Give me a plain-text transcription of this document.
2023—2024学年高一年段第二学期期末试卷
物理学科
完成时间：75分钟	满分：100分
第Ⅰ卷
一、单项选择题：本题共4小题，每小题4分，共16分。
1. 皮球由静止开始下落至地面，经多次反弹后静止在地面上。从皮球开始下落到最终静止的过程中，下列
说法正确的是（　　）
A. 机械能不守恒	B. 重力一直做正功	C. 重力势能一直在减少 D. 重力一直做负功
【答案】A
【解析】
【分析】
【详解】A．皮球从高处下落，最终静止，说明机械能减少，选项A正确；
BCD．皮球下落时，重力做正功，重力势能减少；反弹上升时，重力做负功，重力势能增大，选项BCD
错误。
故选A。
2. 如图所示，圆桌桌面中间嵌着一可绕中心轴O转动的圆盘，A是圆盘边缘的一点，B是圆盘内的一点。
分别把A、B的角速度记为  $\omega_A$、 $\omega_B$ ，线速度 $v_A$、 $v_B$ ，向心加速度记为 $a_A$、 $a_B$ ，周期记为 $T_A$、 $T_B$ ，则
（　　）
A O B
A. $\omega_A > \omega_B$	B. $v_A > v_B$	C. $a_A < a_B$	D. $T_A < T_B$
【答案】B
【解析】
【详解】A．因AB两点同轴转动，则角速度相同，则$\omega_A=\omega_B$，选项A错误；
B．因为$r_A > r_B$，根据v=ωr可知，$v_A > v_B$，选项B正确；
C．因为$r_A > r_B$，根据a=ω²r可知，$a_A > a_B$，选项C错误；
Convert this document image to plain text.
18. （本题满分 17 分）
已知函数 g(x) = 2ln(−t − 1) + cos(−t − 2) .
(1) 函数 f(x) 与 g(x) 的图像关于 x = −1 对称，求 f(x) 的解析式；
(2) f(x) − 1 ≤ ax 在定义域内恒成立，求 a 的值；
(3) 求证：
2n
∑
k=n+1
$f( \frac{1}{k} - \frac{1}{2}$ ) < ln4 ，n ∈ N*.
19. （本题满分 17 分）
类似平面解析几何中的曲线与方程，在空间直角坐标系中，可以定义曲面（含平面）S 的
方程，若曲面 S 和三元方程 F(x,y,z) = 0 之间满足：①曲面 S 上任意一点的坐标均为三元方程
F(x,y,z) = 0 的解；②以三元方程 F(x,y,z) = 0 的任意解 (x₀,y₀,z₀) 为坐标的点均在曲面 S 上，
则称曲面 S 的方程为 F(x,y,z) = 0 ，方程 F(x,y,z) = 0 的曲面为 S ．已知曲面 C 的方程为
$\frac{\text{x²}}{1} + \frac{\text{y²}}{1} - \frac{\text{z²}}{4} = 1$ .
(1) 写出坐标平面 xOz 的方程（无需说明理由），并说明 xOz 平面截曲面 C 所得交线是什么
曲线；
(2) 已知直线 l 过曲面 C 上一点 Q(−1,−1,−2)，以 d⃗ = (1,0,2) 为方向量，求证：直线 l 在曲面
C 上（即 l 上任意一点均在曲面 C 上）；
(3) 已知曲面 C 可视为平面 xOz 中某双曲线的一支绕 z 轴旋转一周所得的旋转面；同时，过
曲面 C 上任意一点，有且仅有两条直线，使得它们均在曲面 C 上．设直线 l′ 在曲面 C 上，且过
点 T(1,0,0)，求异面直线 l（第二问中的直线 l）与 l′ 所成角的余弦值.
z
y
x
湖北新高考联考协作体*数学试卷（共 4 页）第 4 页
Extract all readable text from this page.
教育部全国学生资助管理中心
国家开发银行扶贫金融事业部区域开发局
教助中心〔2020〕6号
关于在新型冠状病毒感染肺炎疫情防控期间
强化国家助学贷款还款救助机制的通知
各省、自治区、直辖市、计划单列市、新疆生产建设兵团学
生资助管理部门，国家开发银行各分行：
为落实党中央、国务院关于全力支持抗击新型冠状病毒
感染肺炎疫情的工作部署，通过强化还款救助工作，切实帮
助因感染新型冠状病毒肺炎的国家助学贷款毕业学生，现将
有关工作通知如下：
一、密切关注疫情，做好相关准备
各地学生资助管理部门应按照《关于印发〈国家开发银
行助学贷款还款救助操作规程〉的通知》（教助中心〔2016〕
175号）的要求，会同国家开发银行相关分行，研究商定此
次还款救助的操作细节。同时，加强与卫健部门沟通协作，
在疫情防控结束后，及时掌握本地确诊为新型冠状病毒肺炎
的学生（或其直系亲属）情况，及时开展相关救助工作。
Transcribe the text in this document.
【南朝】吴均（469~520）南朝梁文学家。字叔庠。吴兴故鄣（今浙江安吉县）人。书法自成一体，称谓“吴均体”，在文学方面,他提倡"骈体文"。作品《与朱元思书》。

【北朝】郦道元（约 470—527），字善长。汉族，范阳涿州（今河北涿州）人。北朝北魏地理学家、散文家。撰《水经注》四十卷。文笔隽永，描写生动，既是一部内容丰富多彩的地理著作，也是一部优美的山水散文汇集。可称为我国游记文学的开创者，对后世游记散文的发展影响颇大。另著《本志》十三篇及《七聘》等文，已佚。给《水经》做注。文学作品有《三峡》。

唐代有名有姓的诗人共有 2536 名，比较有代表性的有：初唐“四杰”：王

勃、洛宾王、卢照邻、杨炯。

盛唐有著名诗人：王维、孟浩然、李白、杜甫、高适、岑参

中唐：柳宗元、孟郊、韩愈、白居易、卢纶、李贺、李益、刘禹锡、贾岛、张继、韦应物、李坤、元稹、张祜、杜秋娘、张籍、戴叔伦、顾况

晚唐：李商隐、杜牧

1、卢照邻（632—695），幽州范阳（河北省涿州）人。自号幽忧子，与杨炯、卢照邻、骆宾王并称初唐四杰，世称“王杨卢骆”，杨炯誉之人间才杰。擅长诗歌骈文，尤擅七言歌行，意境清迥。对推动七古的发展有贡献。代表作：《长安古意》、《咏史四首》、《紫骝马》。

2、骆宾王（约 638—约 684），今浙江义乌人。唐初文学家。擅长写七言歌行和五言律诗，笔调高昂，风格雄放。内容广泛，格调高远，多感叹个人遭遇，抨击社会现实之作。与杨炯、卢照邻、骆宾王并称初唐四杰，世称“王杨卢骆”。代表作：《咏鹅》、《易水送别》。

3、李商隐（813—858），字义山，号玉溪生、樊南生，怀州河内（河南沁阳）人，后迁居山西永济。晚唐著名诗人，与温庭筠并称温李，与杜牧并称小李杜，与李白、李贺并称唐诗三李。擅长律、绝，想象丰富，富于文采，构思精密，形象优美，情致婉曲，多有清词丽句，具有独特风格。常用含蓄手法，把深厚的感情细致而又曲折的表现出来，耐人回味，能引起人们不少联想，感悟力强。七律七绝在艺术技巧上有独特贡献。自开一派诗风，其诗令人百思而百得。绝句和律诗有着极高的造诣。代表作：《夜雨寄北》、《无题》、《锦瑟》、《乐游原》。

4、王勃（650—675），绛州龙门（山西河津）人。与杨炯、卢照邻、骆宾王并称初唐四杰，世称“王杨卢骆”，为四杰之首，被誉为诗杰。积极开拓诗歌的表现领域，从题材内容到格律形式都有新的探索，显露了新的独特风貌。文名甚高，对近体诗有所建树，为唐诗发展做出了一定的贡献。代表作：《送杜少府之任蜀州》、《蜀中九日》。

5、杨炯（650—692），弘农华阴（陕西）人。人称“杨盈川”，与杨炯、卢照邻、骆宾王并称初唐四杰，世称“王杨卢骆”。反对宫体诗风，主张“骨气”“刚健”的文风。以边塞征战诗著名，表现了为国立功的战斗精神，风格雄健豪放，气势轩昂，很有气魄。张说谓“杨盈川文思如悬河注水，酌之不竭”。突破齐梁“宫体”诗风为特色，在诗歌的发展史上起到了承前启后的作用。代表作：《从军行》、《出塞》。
================
▶ _Exercise_: Find how many lines hold the string "document", and state that number alone.

▶ _Response to this exercise_: 3